Stored records

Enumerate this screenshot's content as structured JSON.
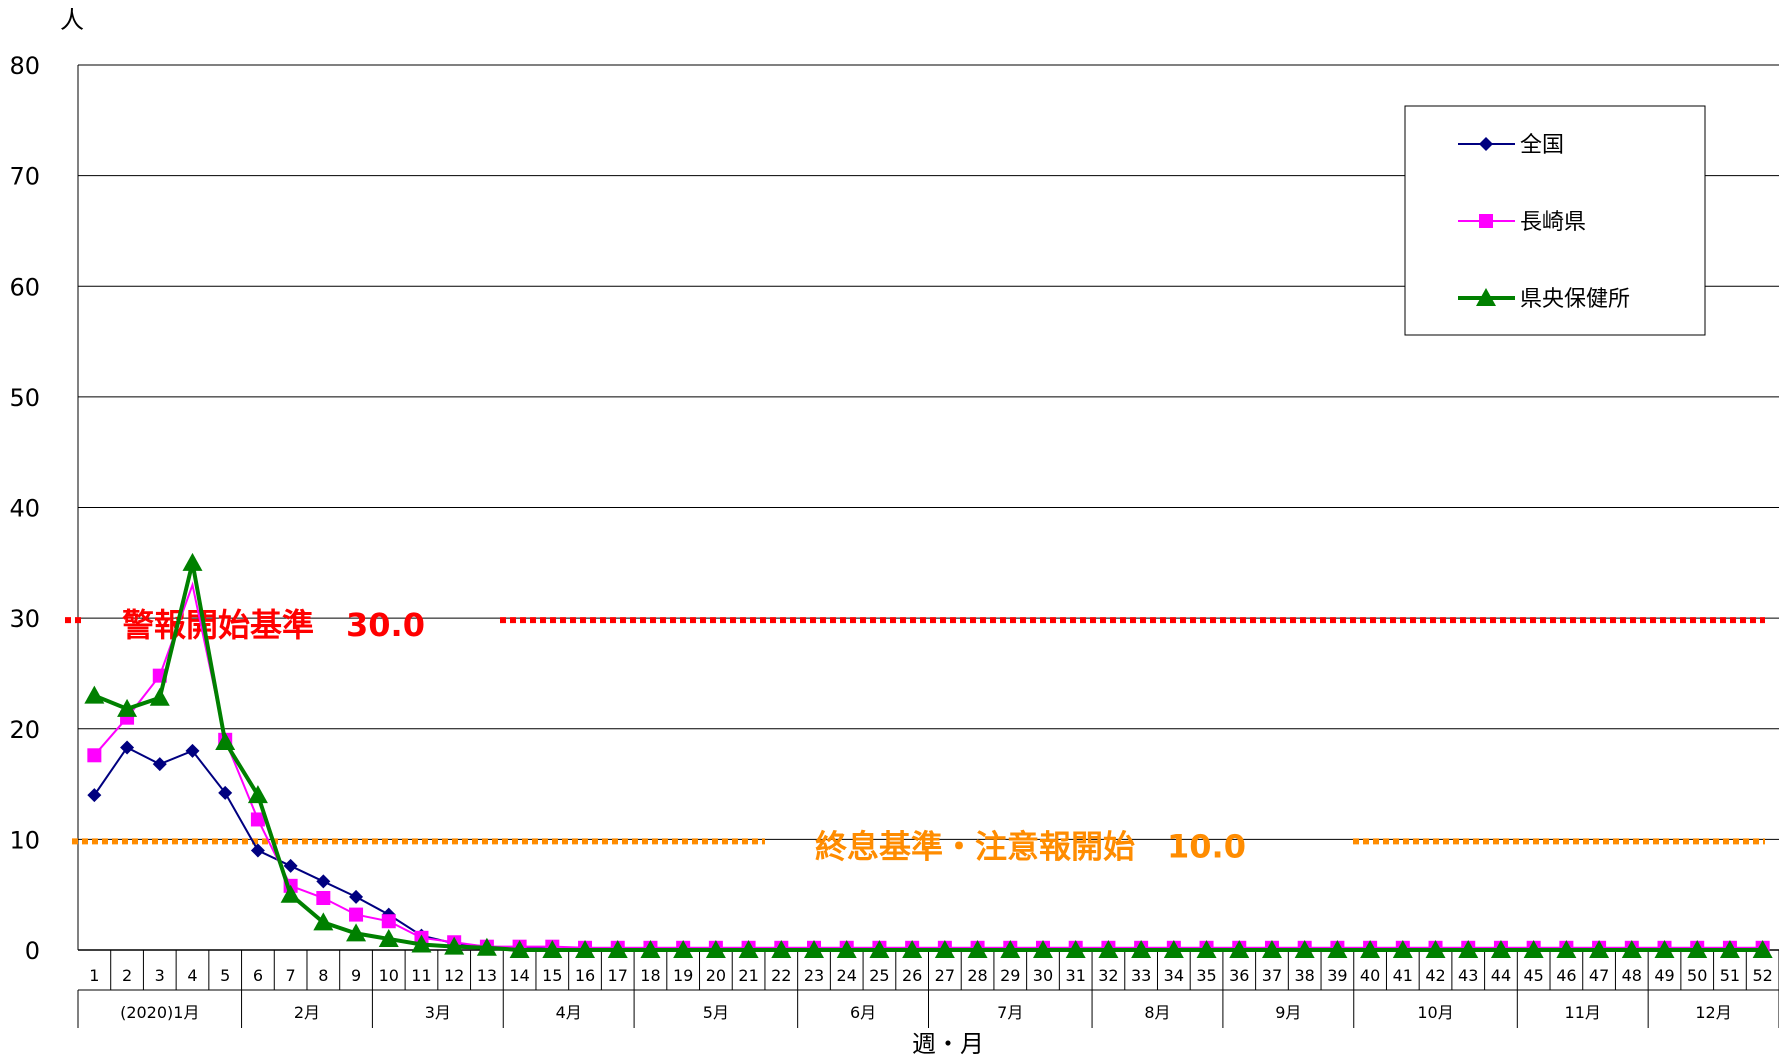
{
  "chart_data": {
    "type": "line",
    "ylabel": "人",
    "xlabel": "週・月",
    "ylim": [
      0,
      80
    ],
    "yticks": [
      0,
      10,
      20,
      30,
      40,
      50,
      60,
      70,
      80
    ],
    "grid": true,
    "legend_position": "top-right",
    "x": [
      "1",
      "2",
      "3",
      "4",
      "5",
      "6",
      "7",
      "8",
      "9",
      "10",
      "11",
      "12",
      "13",
      "14",
      "15",
      "16",
      "17",
      "18",
      "19",
      "20",
      "21",
      "22",
      "23",
      "24",
      "25",
      "26",
      "27",
      "28",
      "29",
      "30",
      "31",
      "32",
      "33",
      "34",
      "35",
      "36",
      "37",
      "38",
      "39",
      "40",
      "41",
      "42",
      "43",
      "44",
      "45",
      "46",
      "47",
      "48",
      "49",
      "50",
      "51",
      "52"
    ],
    "months": [
      {
        "label": "(2020)1月",
        "start": 1,
        "end": 5
      },
      {
        "label": "2月",
        "start": 6,
        "end": 9
      },
      {
        "label": "3月",
        "start": 10,
        "end": 13
      },
      {
        "label": "4月",
        "start": 14,
        "end": 17
      },
      {
        "label": "5月",
        "start": 18,
        "end": 22
      },
      {
        "label": "6月",
        "start": 23,
        "end": 26
      },
      {
        "label": "7月",
        "start": 27,
        "end": 31
      },
      {
        "label": "8月",
        "start": 32,
        "end": 35
      },
      {
        "label": "9月",
        "start": 36,
        "end": 39
      },
      {
        "label": "10月",
        "start": 40,
        "end": 44
      },
      {
        "label": "11月",
        "start": 45,
        "end": 48
      },
      {
        "label": "12月",
        "start": 49,
        "end": 52
      }
    ],
    "series": [
      {
        "name": "全国",
        "color": "#000080",
        "marker": "diamond",
        "values": [
          14.0,
          18.3,
          16.8,
          18.0,
          14.2,
          9.0,
          7.6,
          6.2,
          4.8,
          3.2,
          1.3,
          0.6,
          0.3,
          0.2,
          0.1,
          0.1,
          0.1,
          0.1,
          0.1,
          0.1,
          0.1,
          0.1,
          0.1,
          0.1,
          0.1,
          0.1,
          0.1,
          0.1,
          0.1,
          0.1,
          0.1,
          0.1,
          0.1,
          0.1,
          0.1,
          0.1,
          0.1,
          0.1,
          0.1,
          0.1,
          0.1,
          0.1,
          0.1,
          0.1,
          0.1,
          0.1,
          0.1,
          0.1,
          0.1,
          0.1,
          0.1,
          0.1
        ]
      },
      {
        "name": "長崎県",
        "color": "#ff00ff",
        "marker": "square",
        "values": [
          17.6,
          21.0,
          24.8,
          33.0,
          19.0,
          11.8,
          5.8,
          4.7,
          3.2,
          2.6,
          1.1,
          0.7,
          0.3,
          0.3,
          0.3,
          0.2,
          0.2,
          0.2,
          0.2,
          0.2,
          0.2,
          0.2,
          0.2,
          0.2,
          0.2,
          0.2,
          0.2,
          0.2,
          0.2,
          0.2,
          0.2,
          0.2,
          0.2,
          0.2,
          0.2,
          0.2,
          0.2,
          0.2,
          0.2,
          0.2,
          0.2,
          0.2,
          0.2,
          0.2,
          0.2,
          0.2,
          0.2,
          0.2,
          0.2,
          0.2,
          0.2,
          0.2
        ]
      },
      {
        "name": "県央保健所",
        "color": "#008000",
        "marker": "triangle",
        "values": [
          23.0,
          21.8,
          22.8,
          35.0,
          18.8,
          14.0,
          5.0,
          2.5,
          1.5,
          1.0,
          0.5,
          0.3,
          0.2,
          0.0,
          0.0,
          0.0,
          0.0,
          0.0,
          0.0,
          0.0,
          0.0,
          0.0,
          0.0,
          0.0,
          0.0,
          0.0,
          0.0,
          0.0,
          0.0,
          0.0,
          0.0,
          0.0,
          0.0,
          0.0,
          0.0,
          0.0,
          0.0,
          0.0,
          0.0,
          0.0,
          0.0,
          0.0,
          0.0,
          0.0,
          0.0,
          0.0,
          0.0,
          0.0,
          0.0,
          0.0,
          0.0,
          0.0
        ]
      }
    ],
    "thresholds": [
      {
        "label": "警報開始基準　30.0",
        "value": 30.0,
        "color": "#ff0000"
      },
      {
        "label": "終息基準・注意報開始　10.0",
        "value": 10.0,
        "color": "#ff8c00"
      }
    ]
  }
}
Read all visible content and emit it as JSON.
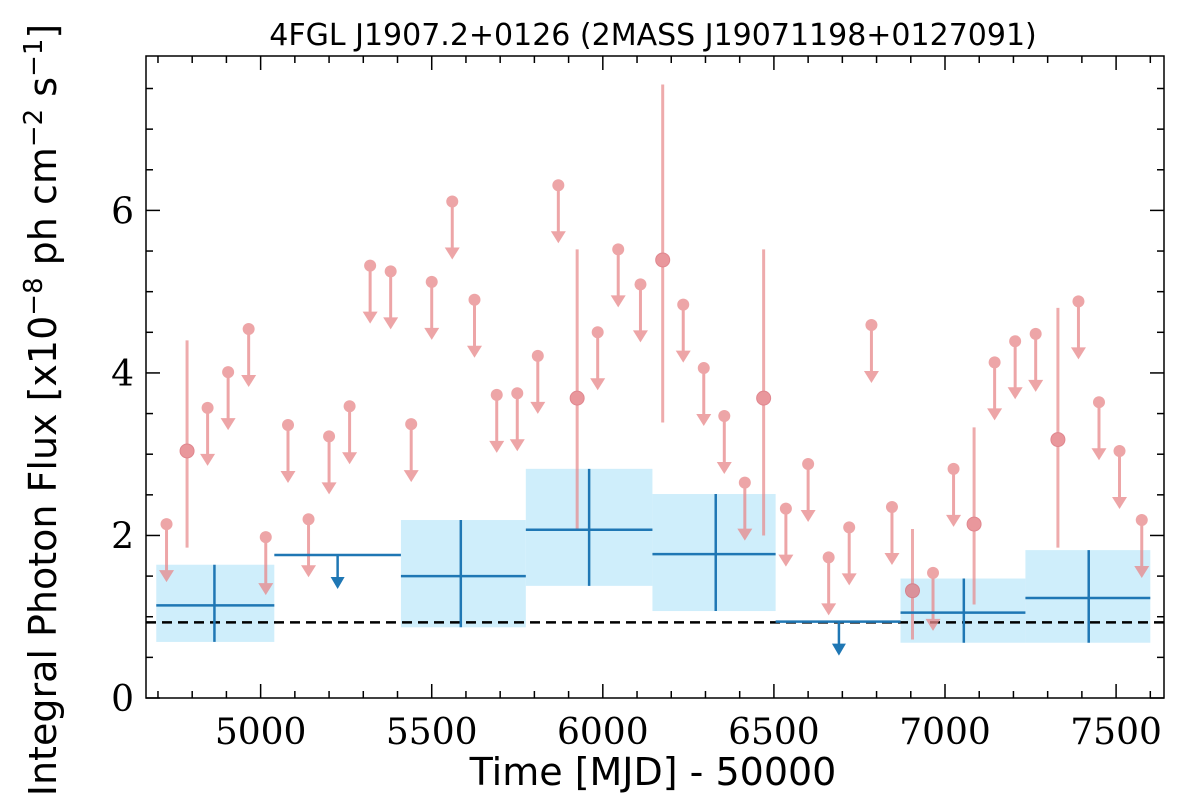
{
  "chart_data": {
    "type": "scatter",
    "title": "4FGL J1907.2+0126 (2MASS J19071198+0127091)",
    "xlabel": "Time [MJD] - 50000",
    "ylabel_parts": {
      "base": "Integral Photon Flux [x10",
      "exp1": "−8",
      "mid": " ph cm",
      "exp2": "−2",
      "s": " s",
      "exp3": "−1",
      "end": "]"
    },
    "xlim": [
      4665,
      7640
    ],
    "ylim": [
      0,
      7.9
    ],
    "x_ticks": [
      5000,
      5500,
      6000,
      6500,
      7000,
      7500
    ],
    "y_ticks": [
      0,
      2,
      4,
      6
    ],
    "reference_line": {
      "y": 0.93,
      "style": "dashed",
      "color": "#000000"
    },
    "colors": {
      "short_bins": "#e8888a",
      "long_bins": "#1f77b4",
      "long_bins_band": "#cfeefb"
    },
    "short_bins": {
      "detections": [
        {
          "x": 4785,
          "y": 3.04,
          "ylo": 1.85,
          "yhi": 4.4
        },
        {
          "x": 5925,
          "y": 3.69,
          "ylo": 2.08,
          "yhi": 5.52
        },
        {
          "x": 6175,
          "y": 5.39,
          "ylo": 3.39,
          "yhi": 7.55
        },
        {
          "x": 6470,
          "y": 3.69,
          "ylo": 2.0,
          "yhi": 5.52
        },
        {
          "x": 6905,
          "y": 1.32,
          "ylo": 0.72,
          "yhi": 2.08
        },
        {
          "x": 7085,
          "y": 2.14,
          "ylo": 1.15,
          "yhi": 3.33
        },
        {
          "x": 7330,
          "y": 3.18,
          "ylo": 1.85,
          "yhi": 4.8
        }
      ],
      "upper_limits": [
        {
          "x": 4725,
          "y": 2.14
        },
        {
          "x": 4845,
          "y": 3.57
        },
        {
          "x": 4905,
          "y": 4.01
        },
        {
          "x": 4965,
          "y": 4.54
        },
        {
          "x": 5015,
          "y": 1.98
        },
        {
          "x": 5080,
          "y": 3.36
        },
        {
          "x": 5140,
          "y": 2.2
        },
        {
          "x": 5200,
          "y": 3.22
        },
        {
          "x": 5260,
          "y": 3.59
        },
        {
          "x": 5320,
          "y": 5.32
        },
        {
          "x": 5380,
          "y": 5.25
        },
        {
          "x": 5440,
          "y": 3.37
        },
        {
          "x": 5500,
          "y": 5.12
        },
        {
          "x": 5560,
          "y": 6.11
        },
        {
          "x": 5625,
          "y": 4.9
        },
        {
          "x": 5690,
          "y": 3.73
        },
        {
          "x": 5750,
          "y": 3.75
        },
        {
          "x": 5810,
          "y": 4.21
        },
        {
          "x": 5870,
          "y": 6.31
        },
        {
          "x": 5985,
          "y": 4.5
        },
        {
          "x": 6045,
          "y": 5.52
        },
        {
          "x": 6110,
          "y": 5.09
        },
        {
          "x": 6235,
          "y": 4.84
        },
        {
          "x": 6295,
          "y": 4.06
        },
        {
          "x": 6355,
          "y": 3.47
        },
        {
          "x": 6415,
          "y": 2.65
        },
        {
          "x": 6535,
          "y": 2.33
        },
        {
          "x": 6600,
          "y": 2.88
        },
        {
          "x": 6660,
          "y": 1.73
        },
        {
          "x": 6720,
          "y": 2.1
        },
        {
          "x": 6785,
          "y": 4.59
        },
        {
          "x": 6845,
          "y": 2.35
        },
        {
          "x": 6965,
          "y": 1.54
        },
        {
          "x": 7025,
          "y": 2.82
        },
        {
          "x": 7145,
          "y": 4.13
        },
        {
          "x": 7205,
          "y": 4.39
        },
        {
          "x": 7265,
          "y": 4.48
        },
        {
          "x": 7390,
          "y": 4.88
        },
        {
          "x": 7450,
          "y": 3.64
        },
        {
          "x": 7510,
          "y": 3.04
        },
        {
          "x": 7575,
          "y": 2.19
        }
      ]
    },
    "long_bins": {
      "detections": [
        {
          "x": 4865,
          "xlo": 4695,
          "xhi": 5040,
          "y": 1.14,
          "ylo": 0.69,
          "yhi": 1.64
        },
        {
          "x": 5585,
          "xlo": 5410,
          "xhi": 5775,
          "y": 1.5,
          "ylo": 0.87,
          "yhi": 2.19
        },
        {
          "x": 5960,
          "xlo": 5775,
          "xhi": 6145,
          "y": 2.07,
          "ylo": 1.38,
          "yhi": 2.82
        },
        {
          "x": 6330,
          "xlo": 6145,
          "xhi": 6505,
          "y": 1.77,
          "ylo": 1.07,
          "yhi": 2.51
        },
        {
          "x": 7055,
          "xlo": 6870,
          "xhi": 7235,
          "y": 1.05,
          "ylo": 0.68,
          "yhi": 1.47
        },
        {
          "x": 7420,
          "xlo": 7235,
          "xhi": 7600,
          "y": 1.23,
          "ylo": 0.68,
          "yhi": 1.82
        }
      ],
      "upper_limits": [
        {
          "x": 5225,
          "xlo": 5040,
          "xhi": 5410,
          "y": 1.76
        },
        {
          "x": 6690,
          "xlo": 6505,
          "xhi": 6870,
          "y": 0.94
        }
      ]
    }
  }
}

> _THE TASK_:
Look through the listing above. Pick out each line with "marker" and copy it.

> _OUTPUT_:
        "marker": "diamond",
        "marker": "square",
        "marker": "triangle",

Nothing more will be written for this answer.